Request:
Quote every line below exactly as it reads.

Recorded information:
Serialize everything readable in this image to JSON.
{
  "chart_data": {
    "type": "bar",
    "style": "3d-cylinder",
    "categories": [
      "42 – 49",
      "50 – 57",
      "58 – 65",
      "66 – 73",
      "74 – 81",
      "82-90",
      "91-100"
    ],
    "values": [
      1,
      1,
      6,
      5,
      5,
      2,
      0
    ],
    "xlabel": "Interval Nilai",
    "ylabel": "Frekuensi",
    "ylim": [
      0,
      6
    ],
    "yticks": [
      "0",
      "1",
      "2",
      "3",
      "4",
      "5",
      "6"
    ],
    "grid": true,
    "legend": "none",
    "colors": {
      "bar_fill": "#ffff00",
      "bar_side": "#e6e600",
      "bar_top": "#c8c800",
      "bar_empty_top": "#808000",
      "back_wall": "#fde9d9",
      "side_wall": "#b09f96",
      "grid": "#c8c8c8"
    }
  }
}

Result of this task:
Serialize everything readable in this image to JSON.
{
  "chart_data": {
    "type": "bar",
    "style": "3d-cylinder",
    "categories": [
      "42 – 49",
      "50 – 57",
      "58 – 65",
      "66 – 73",
      "74 – 81",
      "82-90",
      "91-100"
    ],
    "values": [
      1,
      1,
      6,
      5,
      5,
      2,
      0
    ],
    "xlabel": "Interval Nilai",
    "ylabel": "Frekuensi",
    "ylim": [
      0,
      6
    ],
    "yticks": [
      "0",
      "1",
      "2",
      "3",
      "4",
      "5",
      "6"
    ],
    "grid": true,
    "legend": "none",
    "colors": {
      "bar_fill": "#ffff00",
      "bar_side": "#e6e600",
      "bar_top": "#c8c800",
      "bar_empty_top": "#808000",
      "back_wall": "#fde9d9",
      "side_wall": "#b09f96",
      "grid": "#c8c8c8"
    }
  }
}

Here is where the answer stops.